• [AIM OF THE TASK]: All lines holding the string "client" are to be shown.

######

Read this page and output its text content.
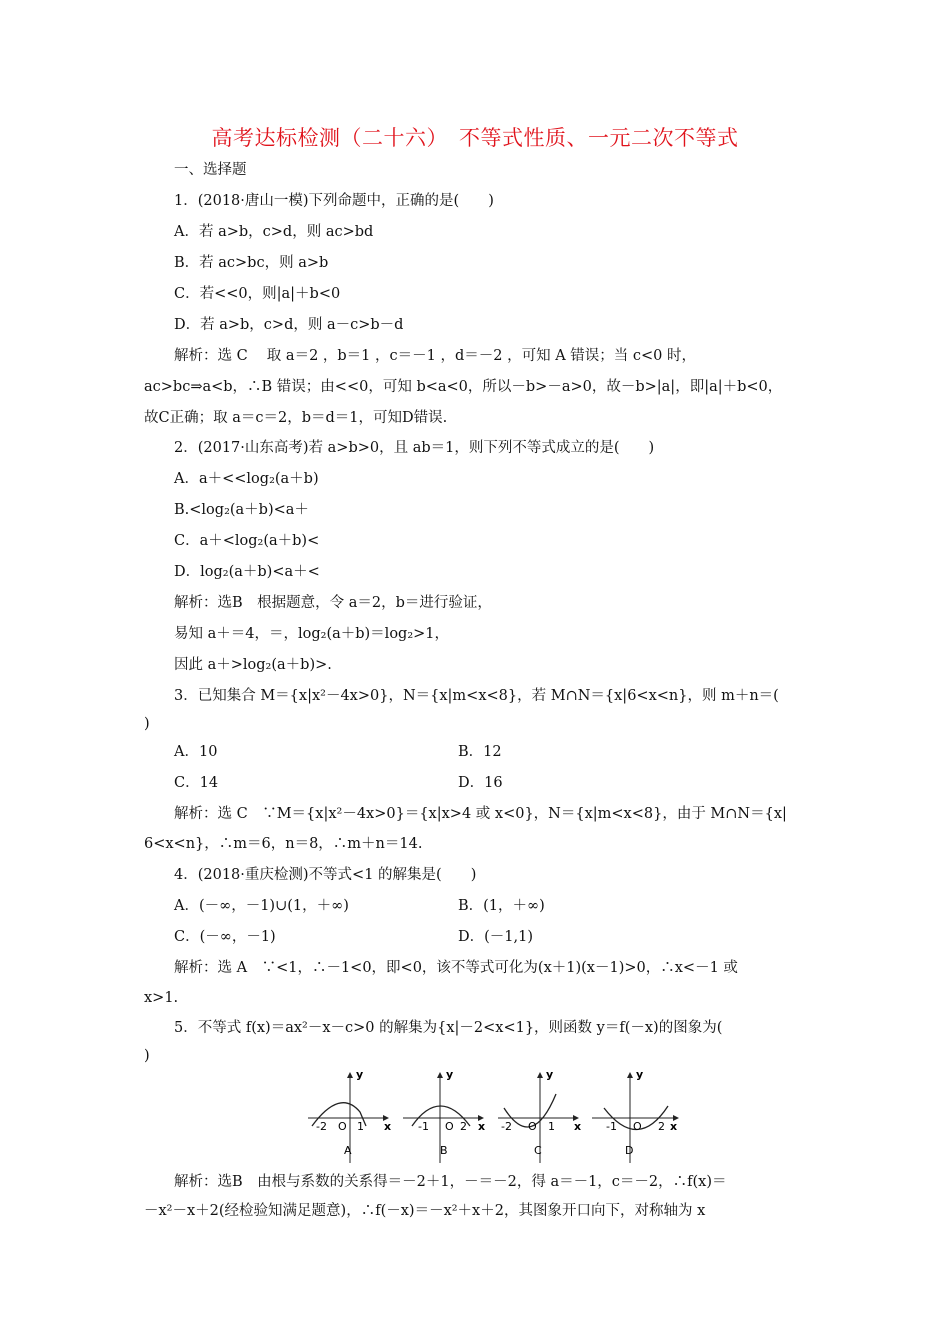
高考达标检测（二十六）　不等式性质、一元二次不等式
一、选择题
1．(2018·唐山一模)下列命题中，正确的是(　　)
A．若 a>b，c>d，则 ac>bd
B．若 ac>bc，则 a>b
C．若<<0，则|a|＋b<0
D．若 a>b，c>d，则 a－c>b－d
解析：选 C　 取 a＝2 ，b＝1 ，c＝－1 ，d＝－2 ，可知 A 错误；当 c<0 时，
ac>bc⇒a<b，∴B 错误；由<<0，可知 b<a<0，所以－b>－a>0，故－b>|a|，即|a|＋b<0，
故C正确；取 a＝c＝2，b＝d＝1，可知D错误.
2．(2017·山东高考)若 a>b>0，且 ab＝1，则下列不等式成立的是(　　)
A．a＋<<log₂(a＋b)
B.<log₂(a＋b)<a＋
C．a＋<log₂(a＋b)<
D．log₂(a＋b)<a＋<
解析：选B　根据题意，令 a＝2，b＝进行验证，
易知 a＋＝4，＝，log₂(a＋b)＝log₂>1，
因此 a＋>log₂(a＋b)>.
3．已知集合 M＝{x|x²－4x>0}，N＝{x|m<x<8}，若 M∩N＝{x|6<x<n}，则 m＋n＝(
)
A．10	B．12
C．14	D．16
解析：选 C　∵M＝{x|x²－4x>0}＝{x|x>4 或 x<0}，N＝{x|m<x<8}，由于 M∩N＝{x|
6<x<n}，∴m＝6，n＝8，∴m＋n＝14.
4．(2018·重庆检测)不等式<1 的解集是(　　)
A．(－∞，－1)∪(1，＋∞)	B．(1，＋∞)
C．(－∞，－1)	D．(－1,1)
解析：选 A　∵<1，∴－1<0，即<0，该不等式可化为(x＋1)(x－1)>0，∴x<－1 或
x>1.
5．不等式 f(x)＝ax²－x－c>0 的解集为{x|－2<x<1}，则函数 y＝f(－x)的图象为(
)
y
x
-2 O 1
A
y
x
-1 O 2
B
y
x
-2 O 1
C
y
x
-1 O 2
D
解析：选B　由根与系数的关系得＝－2＋1，－＝－2，得 a＝－1，c＝－2，∴f(x)＝
－x²－x＋2(经检验知满足题意)，∴f(－x)＝－x²＋x＋2，其图象开口向下，对称轴为 x
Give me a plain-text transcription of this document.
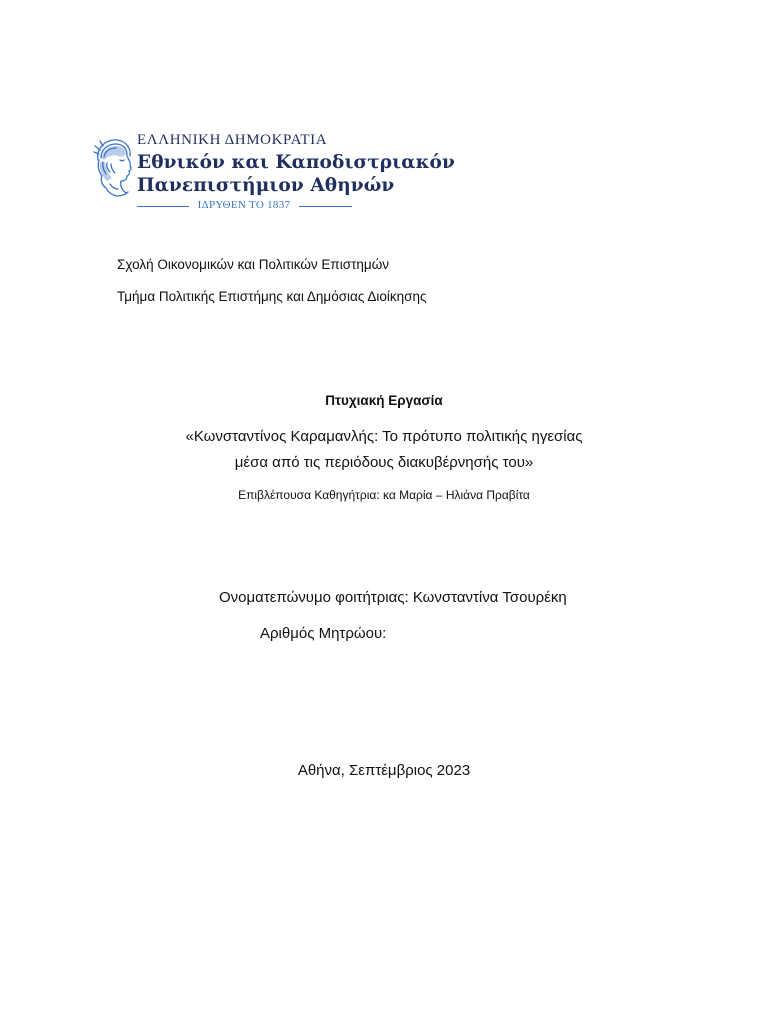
ΕΛΛΗΝΙΚΗ ΔΗΜΟΚΡΑΤΙΑ
Εθνικόν και Καποδιστριακόν
Πανεπιστήμιον Αθηνών
ΙΔΡΥΘΕΝ ΤΟ 1837
Σχολή Οικονομικών και Πολιτικών Επιστημών
Τμήμα Πολιτικής Επιστήμης και Δημόσιας Διοίκησης
Πτυχιακή Εργασία
«Κωνσταντίνος Καραμανλής: Το πρότυπο πολιτικής ηγεσίας
μέσα από τις περιόδους διακυβέρνησής του»
Επιβλέπουσα Καθηγήτρια: κα Μαρία – Ηλιάνα Πραβίτα
Ονοματεπώνυμο φοιτήτριας: Κωνσταντίνα Τσουρέκη
Αριθμός Μητρώου:
Αθήνα, Σεπτέμβριος 2023
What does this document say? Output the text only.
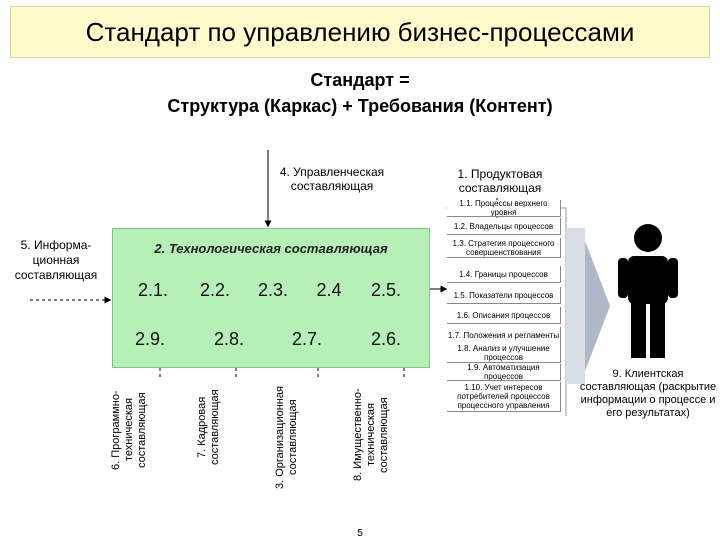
Стандарт по управлению бизнес-процессами
Стандарт =
Структура (Каркас) + Требования (Контент)
4. Управленческая составляющая
1. Продуктовая составляющая
5. Информа-ционная составляющая
2. Технологическая составляющая
2.1.	2.2.	2.3.	2.4	2.5.
2.9.	2.8.	2.7.	2.6.
1.1. Процессы верхнего уровня
1.2. Владельцы процессов
1.3. Стратегия процессного совершенствования
1.4. Границы процессов
1.5. Показатели процессов
1.6. Описания процессов
1.7. Положения и регламенты
1.8. Анализ и улучшение процессов
1.9. Автоматизация процессов
1.10. Учет интересов потребителей процессов процессного управления
6. Программно-техническая составляющая	7. Кадровая составляющая	3. Организационная составляющая	8. Имущественно-техническая составляющая
9. Клиентская составляющая (раскрытие информации о процессе и его результатах)
5
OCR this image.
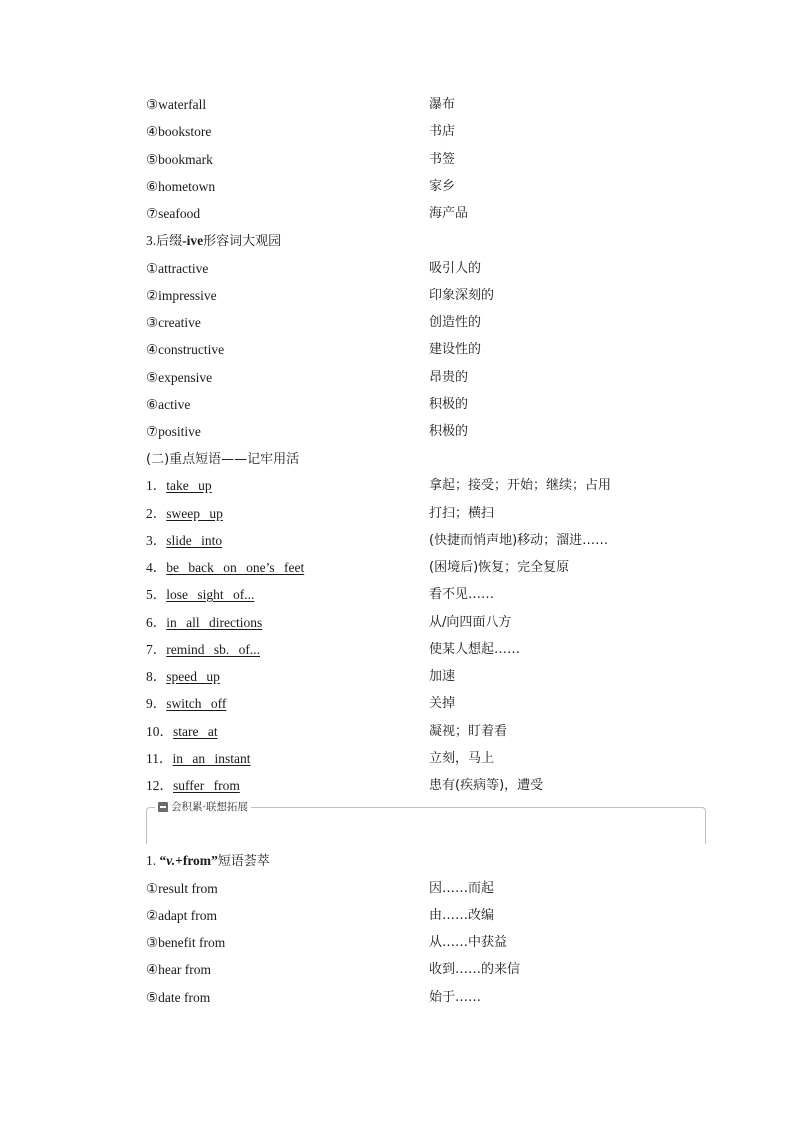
③waterfall	瀑布
④bookstore	书店
⑤bookmark	书签
⑥hometown	家乡
⑦seafood	海产品
3.后缀-ive形容词大观园
①attractive	吸引人的
②impressive	印象深刻的
③creative	创造性的
④constructive	建设性的
⑤expensive	昂贵的
⑥active	积极的
⑦positive	积极的
(二)重点短语——记牢用活
1．take up	拿起；接受；开始；继续；占用
2．sweep up	打扫；横扫
3．slide into	(快捷而悄声地)移动；溜进……
4．be back on one’s feet	(困境后)恢复；完全复原
5．lose sight of...	看不见……
6．in all directions	从/向四面八方
7．remind sb. of...	使某人想起……
8．speed up	加速
9．switch off	关掉
10．stare at	凝视；盯着看
11．in an instant	立刻，马上
12．suffer from	患有(疾病等)，遭受
会积累·联想拓展
1. “v.+from”短语荟萃
①result from	因……而起
②adapt from	由……改编
③benefit from	从……中获益
④hear from	收到……的来信
⑤date from	始于……
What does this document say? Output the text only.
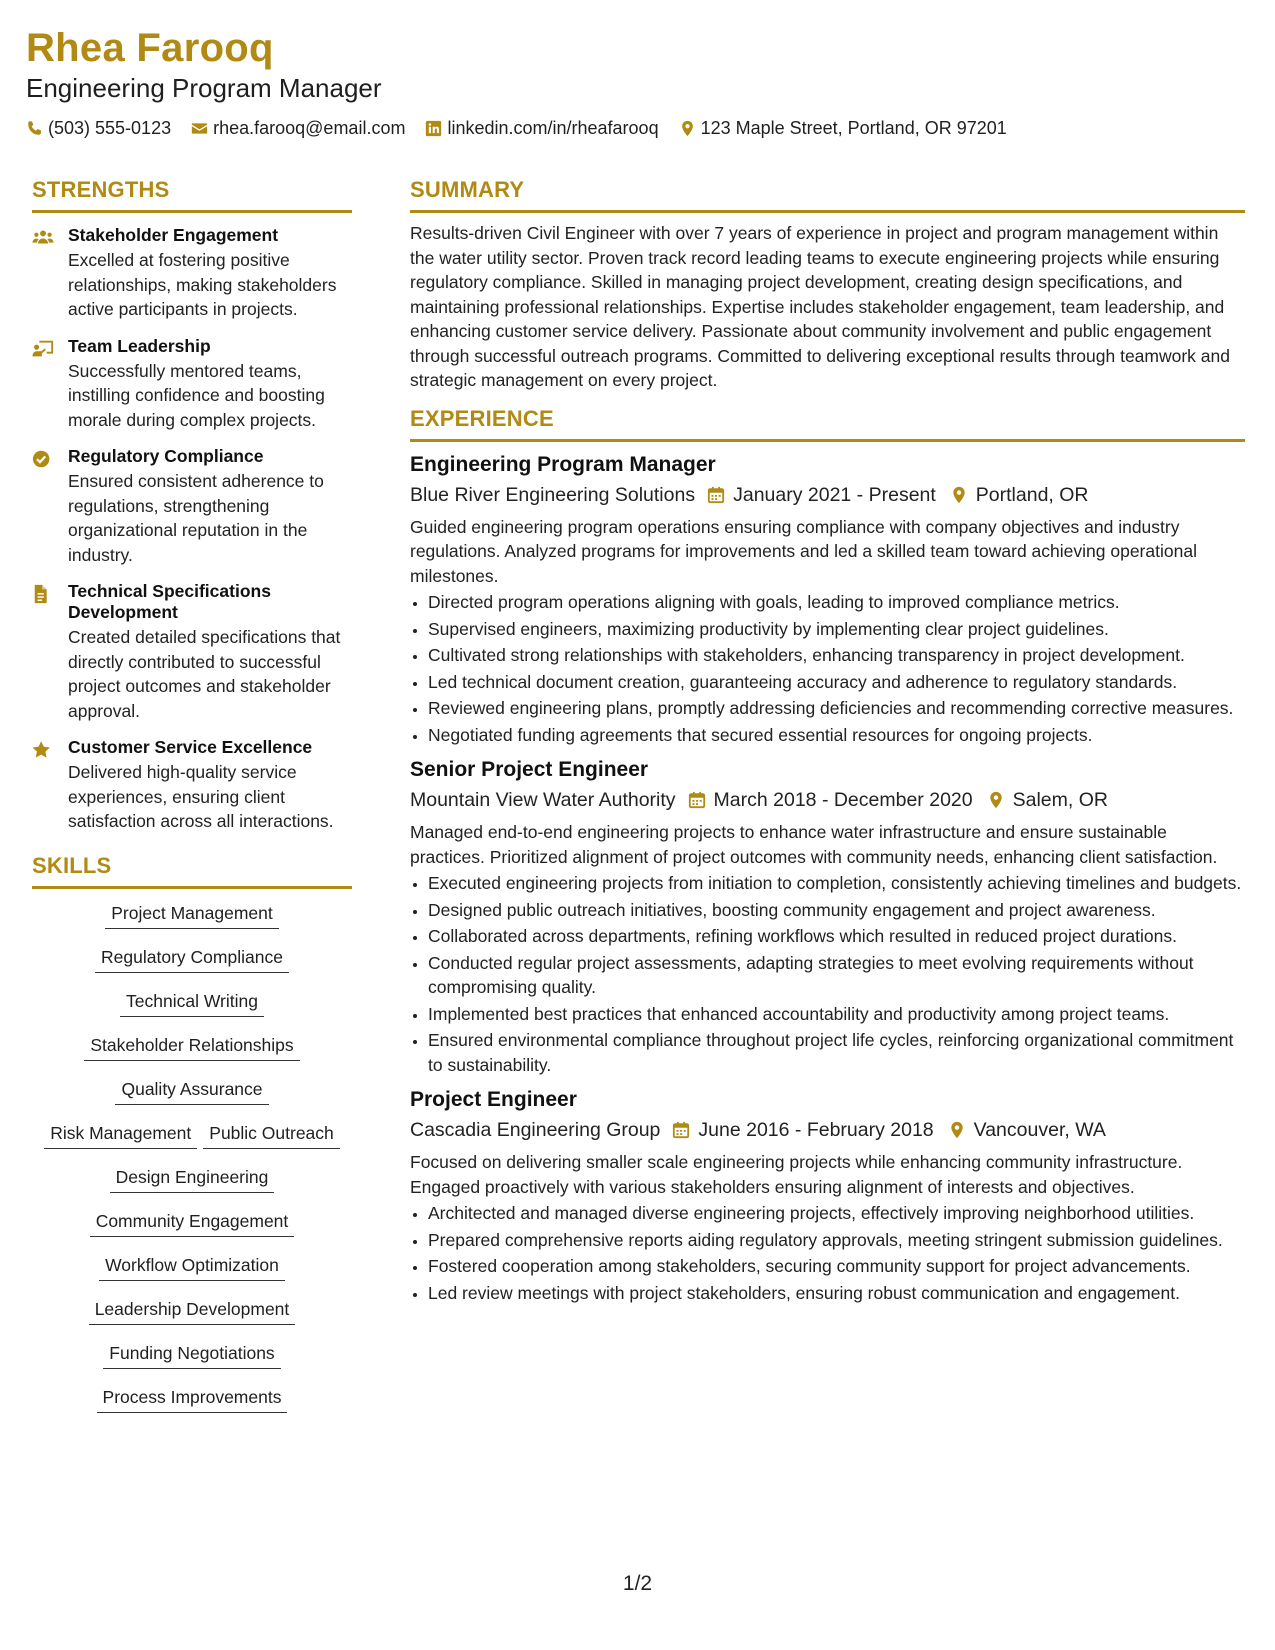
Rhea Farooq
Engineering Program Manager
(503) 555-0123 rhea.farooq@email.com linkedin.com/in/rheafarooq 123 Maple Street, Portland, OR 97201
STRENGTHS
Stakeholder Engagement
Excelled at fostering positive relationships, making stakeholders active participants in projects.
Team Leadership
Successfully mentored teams, instilling confidence and boosting morale during complex projects.
Regulatory Compliance
Ensured consistent adherence to regulations, strengthening organizational reputation in the industry.
Technical Specifications Development
Created detailed specifications that directly contributed to successful project outcomes and stakeholder approval.
Customer Service Excellence
Delivered high-quality service experiences, ensuring client satisfaction across all interactions.
SKILLS
Project Management
Regulatory Compliance
Technical Writing
Stakeholder Relationships
Quality Assurance
Risk Management	Public Outreach
Design Engineering
Community Engagement
Workflow Optimization
Leadership Development
Funding Negotiations
Process Improvements
SUMMARY
Results-driven Civil Engineer with over 7 years of experience in project and program management within the water utility sector. Proven track record leading teams to execute engineering projects while ensuring regulatory compliance. Skilled in managing project development, creating design specifications, and maintaining professional relationships. Expertise includes stakeholder engagement, team leadership, and enhancing customer service delivery. Passionate about community involvement and public engagement through successful outreach programs. Committed to delivering exceptional results through teamwork and strategic management on every project.
EXPERIENCE
Engineering Program Manager
Blue River Engineering Solutions January 2021 - Present Portland, OR
Guided engineering program operations ensuring compliance with company objectives and industry regulations. Analyzed programs for improvements and led a skilled team toward achieving operational milestones.
• Directed program operations aligning with goals, leading to improved compliance metrics.
• Supervised engineers, maximizing productivity by implementing clear project guidelines.
• Cultivated strong relationships with stakeholders, enhancing transparency in project development.
• Led technical document creation, guaranteeing accuracy and adherence to regulatory standards.
• Reviewed engineering plans, promptly addressing deficiencies and recommending corrective measures.
• Negotiated funding agreements that secured essential resources for ongoing projects.
Senior Project Engineer
Mountain View Water Authority March 2018 - December 2020 Salem, OR
Managed end-to-end engineering projects to enhance water infrastructure and ensure sustainable practices. Prioritized alignment of project outcomes with community needs, enhancing client satisfaction.
• Executed engineering projects from initiation to completion, consistently achieving timelines and budgets.
• Designed public outreach initiatives, boosting community engagement and project awareness.
• Collaborated across departments, refining workflows which resulted in reduced project durations.
• Conducted regular project assessments, adapting strategies to meet evolving requirements without compromising quality.
• Implemented best practices that enhanced accountability and productivity among project teams.
• Ensured environmental compliance throughout project life cycles, reinforcing organizational commitment to sustainability.
Project Engineer
Cascadia Engineering Group June 2016 - February 2018 Vancouver, WA
Focused on delivering smaller scale engineering projects while enhancing community infrastructure. Engaged proactively with various stakeholders ensuring alignment of interests and objectives.
• Architected and managed diverse engineering projects, effectively improving neighborhood utilities.
• Prepared comprehensive reports aiding regulatory approvals, meeting stringent submission guidelines.
• Fostered cooperation among stakeholders, securing community support for project advancements.
• Led review meetings with project stakeholders, ensuring robust communication and engagement.
1/2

######

• [ANSWER FOR THE TASK]:
Delivered high-quality service experiences, ensuring client satisfaction across all interactions.
Managed end-to-end engineering projects to enhance water infrastructure and ensure sustainable practices. Prioritized alignment of project outcomes with community needs, enhancing client satisfaction.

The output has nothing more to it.